__Exercise goal__:
Retype each entry below exactly as it stands.

__The input__:
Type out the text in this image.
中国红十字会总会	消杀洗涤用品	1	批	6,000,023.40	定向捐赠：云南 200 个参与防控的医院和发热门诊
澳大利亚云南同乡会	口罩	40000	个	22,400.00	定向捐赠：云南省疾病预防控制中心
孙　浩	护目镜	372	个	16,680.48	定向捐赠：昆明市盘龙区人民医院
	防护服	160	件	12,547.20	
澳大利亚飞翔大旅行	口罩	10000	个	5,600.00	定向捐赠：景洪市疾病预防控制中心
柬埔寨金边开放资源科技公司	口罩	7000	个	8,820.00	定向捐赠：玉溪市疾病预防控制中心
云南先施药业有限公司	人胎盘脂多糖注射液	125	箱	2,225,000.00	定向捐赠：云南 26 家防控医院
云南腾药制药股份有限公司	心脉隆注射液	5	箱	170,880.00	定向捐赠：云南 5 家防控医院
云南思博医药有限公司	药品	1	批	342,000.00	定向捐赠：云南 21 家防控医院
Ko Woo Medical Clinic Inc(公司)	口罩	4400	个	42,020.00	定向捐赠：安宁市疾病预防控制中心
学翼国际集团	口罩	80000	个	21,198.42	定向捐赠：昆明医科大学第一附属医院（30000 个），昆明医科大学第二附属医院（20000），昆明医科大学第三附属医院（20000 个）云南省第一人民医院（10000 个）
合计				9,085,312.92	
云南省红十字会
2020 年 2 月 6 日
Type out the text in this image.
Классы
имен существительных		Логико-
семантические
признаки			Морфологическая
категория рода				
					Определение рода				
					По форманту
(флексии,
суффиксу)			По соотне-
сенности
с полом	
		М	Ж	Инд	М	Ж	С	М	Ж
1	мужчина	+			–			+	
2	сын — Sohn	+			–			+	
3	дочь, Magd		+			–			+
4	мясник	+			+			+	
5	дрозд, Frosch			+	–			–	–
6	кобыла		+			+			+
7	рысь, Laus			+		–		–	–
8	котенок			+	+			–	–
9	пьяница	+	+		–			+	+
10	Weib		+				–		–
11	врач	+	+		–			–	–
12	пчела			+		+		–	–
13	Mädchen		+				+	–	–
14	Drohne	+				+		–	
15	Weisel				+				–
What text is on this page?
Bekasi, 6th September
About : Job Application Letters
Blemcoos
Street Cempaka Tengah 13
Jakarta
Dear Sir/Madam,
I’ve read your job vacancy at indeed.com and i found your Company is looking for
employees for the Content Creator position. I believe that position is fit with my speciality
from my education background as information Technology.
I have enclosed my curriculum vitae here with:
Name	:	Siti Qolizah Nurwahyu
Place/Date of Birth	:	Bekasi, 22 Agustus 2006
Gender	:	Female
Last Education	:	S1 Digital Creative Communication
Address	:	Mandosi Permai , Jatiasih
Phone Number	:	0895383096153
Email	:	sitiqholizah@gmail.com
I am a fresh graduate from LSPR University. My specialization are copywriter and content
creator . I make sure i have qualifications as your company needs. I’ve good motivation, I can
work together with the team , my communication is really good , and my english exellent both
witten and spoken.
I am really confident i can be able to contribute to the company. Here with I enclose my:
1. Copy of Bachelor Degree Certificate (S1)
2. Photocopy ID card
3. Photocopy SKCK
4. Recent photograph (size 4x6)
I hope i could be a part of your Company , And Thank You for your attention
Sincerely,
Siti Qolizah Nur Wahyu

__Answer below__:
Type out the text in this image.
中国红十字会总会	消杀洗涤用品	1	批	6,000,023.40	定向捐赠：云南 200 个参与防控的医院和发热门诊
澳大利亚云南同乡会	口罩	40000	个	22,400.00	定向捐赠：云南省疾病预防控制中心
孙　浩	护目镜	372	个	16,680.48	定向捐赠：昆明市盘龙区人民医院
	防护服	160	件	12,547.20	
澳大利亚飞翔大旅行	口罩	10000	个	5,600.00	定向捐赠：景洪市疾病预防控制中心
柬埔寨金边开放资源科技公司	口罩	7000	个	8,820.00	定向捐赠：玉溪市疾病预防控制中心
云南先施药业有限公司	人胎盘脂多糖注射液	125	箱	2,225,000.00	定向捐赠：云南 26 家防控医院
云南腾药制药股份有限公司	心脉隆注射液	5	箱	170,880.00	定向捐赠：云南 5 家防控医院
云南思博医药有限公司	药品	1	批	342,000.00	定向捐赠：云南 21 家防控医院
Ko Woo Medical Clinic Inc(公司)	口罩	4400	个	42,020.00	定向捐赠：安宁市疾病预防控制中心
学翼国际集团	口罩	80000	个	21,198.42	定向捐赠：昆明医科大学第一附属医院（30000 个），昆明医科大学第二附属医院（20000），昆明医科大学第三附属医院（20000 个）云南省第一人民医院（10000 个）
合计				9,085,312.92	
云南省红十字会
2020 年 2 月 6 日
Type out the text in this image.
Классы
имен существительных		Логико-
семантические
признаки			Морфологическая
категория рода				
					Определение рода				
					По форманту
(флексии,
суффиксу)			По соотне-
сенности
с полом	
		М	Ж	Инд	М	Ж	С	М	Ж
1	мужчина	+			–			+	
2	сын — Sohn	+			–			+	
3	дочь, Magd		+			–			+
4	мясник	+			+			+	
5	дрозд, Frosch			+	–			–	–
6	кобыла		+			+			+
7	рысь, Laus			+		–		–	–
8	котенок			+	+			–	–
9	пьяница	+	+		–			+	+
10	Weib		+				–		–
11	врач	+	+		–			–	–
12	пчела			+		+		–	–
13	Mädchen		+				+	–	–
14	Drohne	+				+		–	
15	Weisel				+				–
What text is on this page?
Bekasi, 6th September
About : Job Application Letters
Blemcoos
Street Cempaka Tengah 13
Jakarta
Dear Sir/Madam,
I’ve read your job vacancy at indeed.com and i found your Company is looking for
employees for the Content Creator position. I believe that position is fit with my speciality
from my education background as information Technology.
I have enclosed my curriculum vitae here with:
Name	:	Siti Qolizah Nurwahyu
Place/Date of Birth	:	Bekasi, 22 Agustus 2006
Gender	:	Female
Last Education	:	S1 Digital Creative Communication
Address	:	Mandosi Permai , Jatiasih
Phone Number	:	0895383096153
Email	:	sitiqholizah@gmail.com
I am a fresh graduate from LSPR University. My specialization are copywriter and content
creator . I make sure i have qualifications as your company needs. I’ve good motivation, I can
work together with the team , my communication is really good , and my english exellent both
witten and spoken.
I am really confident i can be able to contribute to the company. Here with I enclose my:
1. Copy of Bachelor Degree Certificate (S1)
2. Photocopy ID card
3. Photocopy SKCK
4. Recent photograph (size 4x6)
I hope i could be a part of your Company , And Thank You for your attention
Sincerely,
Siti Qolizah Nur Wahyu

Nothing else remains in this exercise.